Data records:
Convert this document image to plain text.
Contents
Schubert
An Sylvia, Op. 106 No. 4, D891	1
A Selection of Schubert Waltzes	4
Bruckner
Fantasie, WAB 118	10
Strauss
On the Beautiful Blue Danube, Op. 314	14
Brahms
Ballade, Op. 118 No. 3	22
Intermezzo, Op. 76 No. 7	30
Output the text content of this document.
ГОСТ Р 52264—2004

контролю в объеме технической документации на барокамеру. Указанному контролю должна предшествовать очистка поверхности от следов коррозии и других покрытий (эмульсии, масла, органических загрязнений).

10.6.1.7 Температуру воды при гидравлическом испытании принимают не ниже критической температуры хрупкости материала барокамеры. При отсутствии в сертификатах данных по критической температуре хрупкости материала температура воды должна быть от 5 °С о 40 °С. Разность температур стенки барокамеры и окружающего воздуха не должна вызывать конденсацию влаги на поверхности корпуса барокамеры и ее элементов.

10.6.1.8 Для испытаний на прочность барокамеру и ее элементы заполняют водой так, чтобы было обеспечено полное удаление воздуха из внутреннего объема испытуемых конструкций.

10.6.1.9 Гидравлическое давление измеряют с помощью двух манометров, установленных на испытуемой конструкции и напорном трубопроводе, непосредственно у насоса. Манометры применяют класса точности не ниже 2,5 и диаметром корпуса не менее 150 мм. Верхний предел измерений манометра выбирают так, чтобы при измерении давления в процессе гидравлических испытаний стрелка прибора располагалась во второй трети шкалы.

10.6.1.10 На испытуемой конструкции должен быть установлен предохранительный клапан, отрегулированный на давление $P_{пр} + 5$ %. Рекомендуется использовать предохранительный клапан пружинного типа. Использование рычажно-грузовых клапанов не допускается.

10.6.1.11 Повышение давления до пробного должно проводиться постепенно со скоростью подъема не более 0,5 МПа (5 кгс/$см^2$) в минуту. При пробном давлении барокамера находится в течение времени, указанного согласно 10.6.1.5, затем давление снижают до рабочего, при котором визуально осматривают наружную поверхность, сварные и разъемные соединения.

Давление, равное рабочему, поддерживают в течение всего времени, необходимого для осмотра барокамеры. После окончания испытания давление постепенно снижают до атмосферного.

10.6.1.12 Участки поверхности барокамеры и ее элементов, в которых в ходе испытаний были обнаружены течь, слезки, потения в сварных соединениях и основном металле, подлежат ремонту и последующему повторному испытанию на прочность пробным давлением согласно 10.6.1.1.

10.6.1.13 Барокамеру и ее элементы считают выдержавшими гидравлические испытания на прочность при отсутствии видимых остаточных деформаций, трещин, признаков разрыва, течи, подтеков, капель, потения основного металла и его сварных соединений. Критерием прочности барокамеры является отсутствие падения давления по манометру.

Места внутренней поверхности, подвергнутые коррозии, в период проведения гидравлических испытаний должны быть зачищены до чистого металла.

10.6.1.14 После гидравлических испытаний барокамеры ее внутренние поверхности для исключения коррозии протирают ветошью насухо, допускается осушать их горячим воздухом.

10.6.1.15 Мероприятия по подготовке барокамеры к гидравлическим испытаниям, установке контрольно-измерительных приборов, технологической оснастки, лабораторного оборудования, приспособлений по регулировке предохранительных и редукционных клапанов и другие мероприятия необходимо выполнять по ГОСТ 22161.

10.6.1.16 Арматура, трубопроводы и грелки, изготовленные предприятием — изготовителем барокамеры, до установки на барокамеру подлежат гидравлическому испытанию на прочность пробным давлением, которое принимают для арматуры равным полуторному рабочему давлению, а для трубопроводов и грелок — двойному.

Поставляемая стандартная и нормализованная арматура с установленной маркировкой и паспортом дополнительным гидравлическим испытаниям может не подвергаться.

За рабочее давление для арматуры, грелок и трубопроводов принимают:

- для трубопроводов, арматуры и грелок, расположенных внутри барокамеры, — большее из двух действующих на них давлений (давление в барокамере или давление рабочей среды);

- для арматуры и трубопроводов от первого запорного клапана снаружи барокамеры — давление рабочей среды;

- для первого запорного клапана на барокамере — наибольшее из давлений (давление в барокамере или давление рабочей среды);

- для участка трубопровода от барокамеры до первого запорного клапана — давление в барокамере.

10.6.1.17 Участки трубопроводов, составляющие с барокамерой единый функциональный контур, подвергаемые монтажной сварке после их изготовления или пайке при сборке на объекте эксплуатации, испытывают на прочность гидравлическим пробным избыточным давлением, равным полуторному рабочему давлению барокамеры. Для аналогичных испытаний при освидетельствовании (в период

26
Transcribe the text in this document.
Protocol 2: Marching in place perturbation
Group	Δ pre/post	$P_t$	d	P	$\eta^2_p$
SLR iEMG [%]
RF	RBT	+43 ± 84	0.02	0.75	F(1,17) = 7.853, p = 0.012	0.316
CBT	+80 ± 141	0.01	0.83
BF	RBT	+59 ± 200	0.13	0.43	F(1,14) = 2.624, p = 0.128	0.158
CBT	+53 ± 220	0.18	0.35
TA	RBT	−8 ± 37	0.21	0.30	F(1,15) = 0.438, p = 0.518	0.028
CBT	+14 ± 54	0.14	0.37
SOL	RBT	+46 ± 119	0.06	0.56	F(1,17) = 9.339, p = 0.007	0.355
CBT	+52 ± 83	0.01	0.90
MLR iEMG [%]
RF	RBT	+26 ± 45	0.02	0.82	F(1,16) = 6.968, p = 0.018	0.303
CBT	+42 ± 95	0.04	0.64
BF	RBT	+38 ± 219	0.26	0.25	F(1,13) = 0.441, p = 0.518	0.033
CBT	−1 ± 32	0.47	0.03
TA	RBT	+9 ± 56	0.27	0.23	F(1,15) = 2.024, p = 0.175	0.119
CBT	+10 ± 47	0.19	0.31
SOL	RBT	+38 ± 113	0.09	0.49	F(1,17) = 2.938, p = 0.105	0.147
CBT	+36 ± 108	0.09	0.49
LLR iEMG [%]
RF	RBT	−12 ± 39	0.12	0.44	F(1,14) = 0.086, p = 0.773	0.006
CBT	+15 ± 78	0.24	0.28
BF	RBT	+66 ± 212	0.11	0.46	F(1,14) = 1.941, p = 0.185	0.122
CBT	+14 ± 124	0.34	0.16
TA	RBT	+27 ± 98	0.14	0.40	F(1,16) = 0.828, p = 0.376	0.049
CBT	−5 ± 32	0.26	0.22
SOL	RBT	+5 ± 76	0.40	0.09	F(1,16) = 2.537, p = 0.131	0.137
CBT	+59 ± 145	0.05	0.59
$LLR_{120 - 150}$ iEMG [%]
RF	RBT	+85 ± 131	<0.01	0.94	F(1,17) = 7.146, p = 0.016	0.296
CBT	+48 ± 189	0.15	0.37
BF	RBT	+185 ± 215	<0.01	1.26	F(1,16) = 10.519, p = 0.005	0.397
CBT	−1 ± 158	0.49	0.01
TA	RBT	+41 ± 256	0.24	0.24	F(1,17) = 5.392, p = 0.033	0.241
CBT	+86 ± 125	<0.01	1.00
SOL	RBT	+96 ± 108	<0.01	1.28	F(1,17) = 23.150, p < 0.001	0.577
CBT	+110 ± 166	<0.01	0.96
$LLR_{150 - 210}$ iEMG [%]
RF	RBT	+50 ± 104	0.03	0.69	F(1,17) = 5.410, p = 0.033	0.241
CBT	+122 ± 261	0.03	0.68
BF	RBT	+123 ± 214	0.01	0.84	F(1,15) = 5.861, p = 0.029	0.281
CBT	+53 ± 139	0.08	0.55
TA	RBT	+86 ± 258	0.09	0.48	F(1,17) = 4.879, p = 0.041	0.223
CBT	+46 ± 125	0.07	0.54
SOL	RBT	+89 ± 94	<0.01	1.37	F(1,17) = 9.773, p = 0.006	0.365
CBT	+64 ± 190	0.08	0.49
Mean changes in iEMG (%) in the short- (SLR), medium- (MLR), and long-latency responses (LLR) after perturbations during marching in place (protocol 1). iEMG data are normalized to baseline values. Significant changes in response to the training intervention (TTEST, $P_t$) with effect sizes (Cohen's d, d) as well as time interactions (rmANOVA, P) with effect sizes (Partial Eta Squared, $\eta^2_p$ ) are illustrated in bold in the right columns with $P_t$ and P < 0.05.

What is needed = Find every line in the records above that contains the word "Schubert", and copy each one.

Finished answer =
Schubert
A Selection of Schubert Waltzes	4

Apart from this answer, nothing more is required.